EXERCISE BRIEF
Lay out every line of the items below as a numbered list, leaving out blank lines and the pictures.

(Element position data)
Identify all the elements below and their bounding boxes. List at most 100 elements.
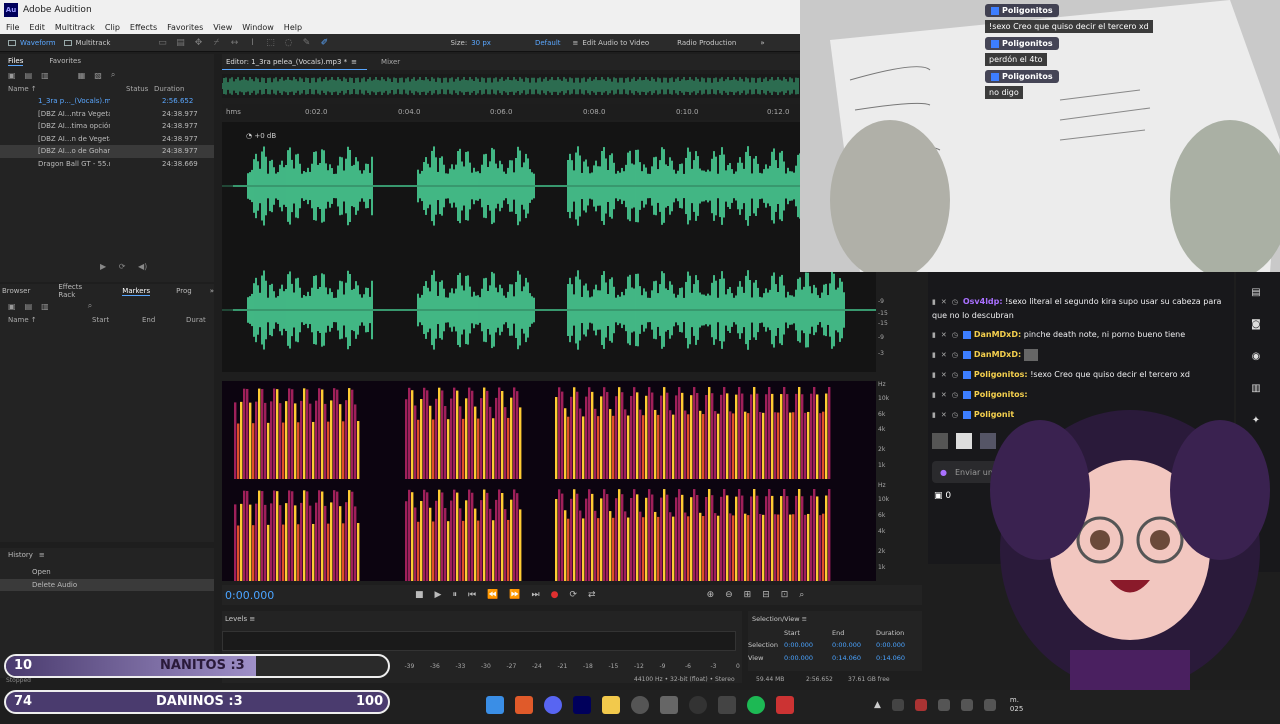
size-value[interactable]: 30 px [471,39,491,47]
spectral-display[interactable] [222,381,876,581]
workspace-edit-audio-to-video[interactable]: Edit Audio to Video [582,39,649,47]
steam-icon[interactable] [631,696,649,714]
menu-view[interactable]: View [213,23,232,32]
view-duration[interactable]: 0:14.060 [876,654,905,662]
file-row[interactable]: [DBZ AI...ntra Vegeta.mp4 24:38.977 [0,108,214,121]
more-workspaces-icon[interactable]: » [760,39,764,47]
marquee-tool-icon[interactable]: ⬚ [264,37,276,49]
chat-message[interactable]: ▮ ✕ ◷ DanMDxD: [928,345,1234,365]
mixer-tab[interactable]: Mixer [381,58,400,66]
tab-browser[interactable]: Browser [2,287,30,295]
timeout-icon[interactable]: ◷ [952,409,958,422]
import-icon[interactable]: ▤ [25,71,33,80]
levels-title[interactable]: Levels [225,615,247,623]
emote-icon[interactable] [932,433,948,449]
panel-menu-icon[interactable]: ≡ [351,58,357,66]
panel-menu-icon[interactable]: ≡ [249,615,255,623]
loop-button[interactable]: ⟳ [569,590,577,600]
tray-icon[interactable] [891,699,904,711]
discord-icon[interactable] [544,696,562,714]
chat-user[interactable]: DanMDxD: [974,350,1021,359]
chat-bubble-icon[interactable]: ◙ [1245,314,1267,336]
menu-effects[interactable]: Effects [130,23,157,32]
col-duration[interactable]: Durat [186,316,206,324]
obs-icon[interactable] [689,696,707,714]
loop-icon[interactable]: ⟳ [119,262,126,271]
ban-icon[interactable]: ✕ [941,409,947,422]
fast-forward-button[interactable]: ⏩ [509,590,520,600]
history-item[interactable]: Open [0,566,214,579]
settings-icon[interactable] [660,696,678,714]
file-row[interactable]: [DBZ AI...n de Vegeta.mp4 24:38.977 [0,133,214,146]
brush-tool-icon[interactable]: ✎ [300,37,312,49]
ban-icon[interactable]: ✕ [941,369,947,382]
file-row[interactable]: 1_3ra p..._(Vocals).mp3 * 2:56.652 [0,95,214,108]
zoom-full-icon[interactable]: ⊡ [781,590,789,600]
app-icon[interactable] [718,696,736,714]
menu-window[interactable]: Window [242,23,274,32]
panels-icon[interactable]: ▥ [1245,378,1267,400]
timeout-icon[interactable]: ◷ [952,389,958,402]
view-start[interactable]: 0:00.000 [784,654,832,662]
timeout-icon[interactable]: ◷ [952,369,958,382]
chat-user[interactable]: Osv4ldp: [963,297,1003,306]
ban-icon[interactable]: ✕ [941,329,947,342]
menu-clip[interactable]: Clip [105,23,120,32]
zoom-out-amplitude-icon[interactable]: ⊖ [725,590,733,600]
skip-button[interactable]: ⇄ [588,590,596,600]
move-tool-icon[interactable]: ✥ [192,37,204,49]
chevron-up-icon[interactable]: ▲ [874,700,881,710]
trash-icon[interactable]: ▮ [932,329,936,342]
workspace-default[interactable]: Default [535,39,561,47]
panel-menu-icon[interactable]: ≡ [39,551,45,559]
chat-user[interactable]: Poligonitos: [974,390,1028,399]
insert-icon[interactable]: ▦ [78,71,86,80]
tab-properties[interactable]: Prog [176,287,192,295]
zoom-in-amplitude-icon[interactable]: ⊕ [707,590,715,600]
trash-icon[interactable]: ▮ [932,349,936,362]
spot-healing-icon[interactable]: ✐ [318,37,330,49]
file-row[interactable]: Dragon Ball GT - 55.mp4 24:38.669 [0,158,214,171]
autoplay-icon[interactable]: ▶ [100,262,106,271]
file-explorer-icon[interactable] [602,696,620,714]
col-end[interactable]: End [142,316,186,324]
tab-markers[interactable]: Markers [122,287,151,296]
multitrack-view-button[interactable]: Multitrack [63,39,110,47]
selection-duration[interactable]: 0:00.000 [876,641,905,649]
tab-effects-rack[interactable]: Effects Rack [58,283,96,299]
pause-button[interactable]: ⏸ [452,590,457,600]
zoom-selection-icon[interactable]: ⌕ [799,590,804,600]
rewind-button[interactable]: ⏪ [487,590,498,600]
pitch-display-icon[interactable]: ▤ [174,37,186,49]
timeout-icon[interactable]: ◷ [952,329,958,342]
time-ruler[interactable]: hms 0:02.0 0:04.0 0:06.0 0:08.0 0:10.0 0… [222,104,800,120]
tab-favorites[interactable]: Favorites [49,57,81,65]
add-marker-icon[interactable]: ▣ [8,302,16,311]
col-duration[interactable]: Duration [154,85,184,93]
go-to-start-button[interactable]: ⏮ [468,590,476,600]
trash-icon[interactable]: ▮ [932,409,936,422]
waveform-display[interactable]: ◔ +0 dB [222,122,887,372]
menu-file[interactable]: File [6,23,19,32]
col-name[interactable]: Name ↑ [8,316,92,324]
timeout-icon[interactable]: ◷ [952,349,958,362]
spotify-icon[interactable] [747,696,765,714]
tray-icon[interactable] [960,699,973,711]
windows-start-icon[interactable] [486,696,504,714]
view-end[interactable]: 0:14.060 [832,654,876,662]
record-button[interactable]: ● [551,590,559,600]
ban-icon[interactable]: ✕ [941,389,947,402]
chat-message[interactable]: ▮ ✕ ◷ Osv4ldp: !sexo literal el segundo kir… [928,292,1234,325]
merge-marker-icon[interactable]: ▥ [41,302,49,311]
tray-icon[interactable] [914,699,927,711]
search-icon[interactable]: ⌕ [111,70,115,80]
tab-files[interactable]: Files [8,57,24,66]
chat-user[interactable]: Poligonitos: [974,370,1028,379]
delete-icon[interactable]: ▧ [94,71,102,80]
slip-tool-icon[interactable]: ↔ [228,37,240,49]
selection-end[interactable]: 0:00.000 [832,641,876,649]
zoom-out-time-icon[interactable]: ⊟ [762,590,770,600]
notes-icon[interactable]: ▤ [1245,282,1267,304]
waveform-view-button[interactable]: Waveform [8,39,56,47]
history-item[interactable]: Delete Audio [0,578,214,591]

EXPECTED ANSWER
1. Identify all the elements below and their bounding boxes. List at most 100 elements.
2. size-value[interactable]: 30 px [471,39,491,47]
3. spectral-display[interactable] [222,381,876,581]
4. workspace-edit-audio-to-video[interactable]: Edit Audio to Video [582,39,649,47]
5. steam-icon[interactable] [631,696,649,714]
6. menu-view[interactable]: View [213,23,232,32]
7. view-duration[interactable]: 0:14.060 [876,654,905,662]
8. file-row[interactable]: [DBZ AI...ntra Vegeta.mp4 24:38.977 [0,108,214,121]
9. more-workspaces-icon[interactable]: » [760,39,764,47]
10. marquee-tool-icon[interactable]: ⬚ [264,37,276,49]
11. chat-message[interactable]: ▮ ✕ ◷ DanMDxD: [928,345,1234,365]
12. mixer-tab[interactable]: Mixer [381,58,400,66]
13. tab-browser[interactable]: Browser [2,287,30,295]
14. timeout-icon[interactable]: ◷ [952,409,958,422]
15. import-icon[interactable]: ▤ [25,71,33,80]
16. levels-title[interactable]: Levels [225,615,247,623]
17. emote-icon[interactable] [932,433,948,449]
18. panel-menu-icon[interactable]: ≡ [351,58,357,66]
19. panel-menu-icon[interactable]: ≡ [249,615,255,623]
20. loop-button[interactable]: ⟳ [569,590,577,600]
21. tray-icon[interactable] [891,699,904,711]
22. discord-icon[interactable] [544,696,562,714]
23. chat-user[interactable]: DanMDxD: [974,350,1021,359]
24. chat-bubble-icon[interactable]: ◙ [1245,314,1267,336]
25. menu-effects[interactable]: Effects [130,23,157,32]
26. col-duration[interactable]: Durat [186,316,206,324]
27. obs-icon[interactable] [689,696,707,714]
28. loop-icon[interactable]: ⟳ [119,262,126,271]
29. ban-icon[interactable]: ✕ [941,409,947,422]
30. fast-forward-button[interactable]: ⏩ [509,590,520,600]
31. history-item[interactable]: Open [0,566,214,579]
32. settings-icon[interactable] [660,696,678,714]
33. file-row[interactable]: [DBZ AI...n de Vegeta.mp4 24:38.977 [0,133,214,146]
34. brush-tool-icon[interactable]: ✎ [300,37,312,49]
35. ban-icon[interactable]: ✕ [941,369,947,382]
36. file-row[interactable]: 1_3ra p..._(Vocals).mp3 * 2:56.652 [0,95,214,108]
37. zoom-full-icon[interactable]: ⊡ [781,590,789,600]
38. app-icon[interactable] [718,696,736,714]
39. menu-window[interactable]: Window [242,23,274,32]
40. panels-icon[interactable]: ▥ [1245,378,1267,400]
41. timeout-icon[interactable]: ◷ [952,389,958,402]
42. view-start[interactable]: 0:00.000 [784,654,832,662]
43. timeout-icon[interactable]: ◷ [952,369,958,382]
44. chat-user[interactable]: Osv4ldp: [963,297,1003,306]
45. ban-icon[interactable]: ✕ [941,329,947,342]
46. menu-clip[interactable]: Clip [105,23,120,32]
47. zoom-out-amplitude-icon[interactable]: ⊖ [725,590,733,600]
48. skip-button[interactable]: ⇄ [588,590,596,600]
49. move-tool-icon[interactable]: ✥ [192,37,204,49]
50. chevron-up-icon[interactable]: ▲ [874,700,881,710]
51. trash-icon[interactable]: ▮ [932,329,936,342]
52. workspace-default[interactable]: Default [535,39,561,47]
53. panel-menu-icon[interactable]: ≡ [39,551,45,559]
54. chat-user[interactable]: Poligonitos: [974,390,1028,399]
55. insert-icon[interactable]: ▦ [78,71,86,80]
56. tab-properties[interactable]: Prog [176,287,192,295]
57. zoom-in-amplitude-icon[interactable]: ⊕ [707,590,715,600]
58. trash-icon[interactable]: ▮ [932,349,936,362]
59. spot-healing-icon[interactable]: ✐ [318,37,330,49]
60. file-row[interactable]: Dragon Ball GT - 55.mp4 24:38.669 [0,158,214,171]
61. autoplay-icon[interactable]: ▶ [100,262,106,271]
62. file-explorer-icon[interactable] [602,696,620,714]
63. col-end[interactable]: End [142,316,186,324]
64. tab-markers[interactable]: Markers [122,287,151,296]
65. multitrack-view-button[interactable]: Multitrack [63,39,110,47]
66. selection-duration[interactable]: 0:00.000 [876,641,905,649]
67. tab-effects-rack[interactable]: Effects Rack [58,283,96,299]
68. pause-button[interactable]: ⏸ [452,590,457,600]
69. zoom-selection-icon[interactable]: ⌕ [799,590,804,600]
70. rewind-button[interactable]: ⏪ [487,590,498,600]
71. pitch-display-icon[interactable]: ▤ [174,37,186,49]
72. timeout-icon[interactable]: ◷ [952,329,958,342]
73. time-ruler[interactable]: hms 0:02.0 0:04.0 0:06.0 0:08.0 0:10.0 0… [222,104,800,120]
74. tab-favorites[interactable]: Favorites [49,57,81,65]
75. add-marker-icon[interactable]: ▣ [8,302,16,311]
76. col-duration[interactable]: Duration [154,85,184,93]
77. go-to-start-button[interactable]: ⏮ [468,590,476,600]
78. trash-icon[interactable]: ▮ [932,409,936,422]
79. waveform-display[interactable]: ◔ +0 dB [222,122,887,372]
80. menu-file[interactable]: File [6,23,19,32]
81. col-name[interactable]: Name ↑ [8,316,92,324]
82. timeout-icon[interactable]: ◷ [952,349,958,362]
83. spotify-icon[interactable] [747,696,765,714]
84. tray-icon[interactable] [960,699,973,711]
85. windows-start-icon[interactable] [486,696,504,714]
86. view-end[interactable]: 0:14.060 [832,654,876,662]
87. record-button[interactable]: ● [551,590,559,600]
88. ban-icon[interactable]: ✕ [941,389,947,402]
89. chat-message[interactable]: ▮ ✕ ◷ Osv4ldp: !sexo literal el segundo kir… [928,292,1234,325]
90. merge-marker-icon[interactable]: ▥ [41,302,49,311]
91. tray-icon[interactable] [914,699,927,711]
92. search-icon[interactable]: ⌕ [111,70,115,80]
93. tab-files[interactable]: Files [8,57,24,66]
94. chat-user[interactable]: Poligonitos: [974,370,1028,379]
95. delete-icon[interactable]: ▧ [94,71,102,80]
96. slip-tool-icon[interactable]: ↔ [228,37,240,49]
97. selection-end[interactable]: 0:00.000 [832,641,876,649]
98. zoom-out-time-icon[interactable]: ⊟ [762,590,770,600]
99. notes-icon[interactable]: ▤ [1245,282,1267,304]
100. waveform-view-button[interactable]: Waveform [8,39,56,47]
101. history-item[interactable]: Delete Audio [0,578,214,591]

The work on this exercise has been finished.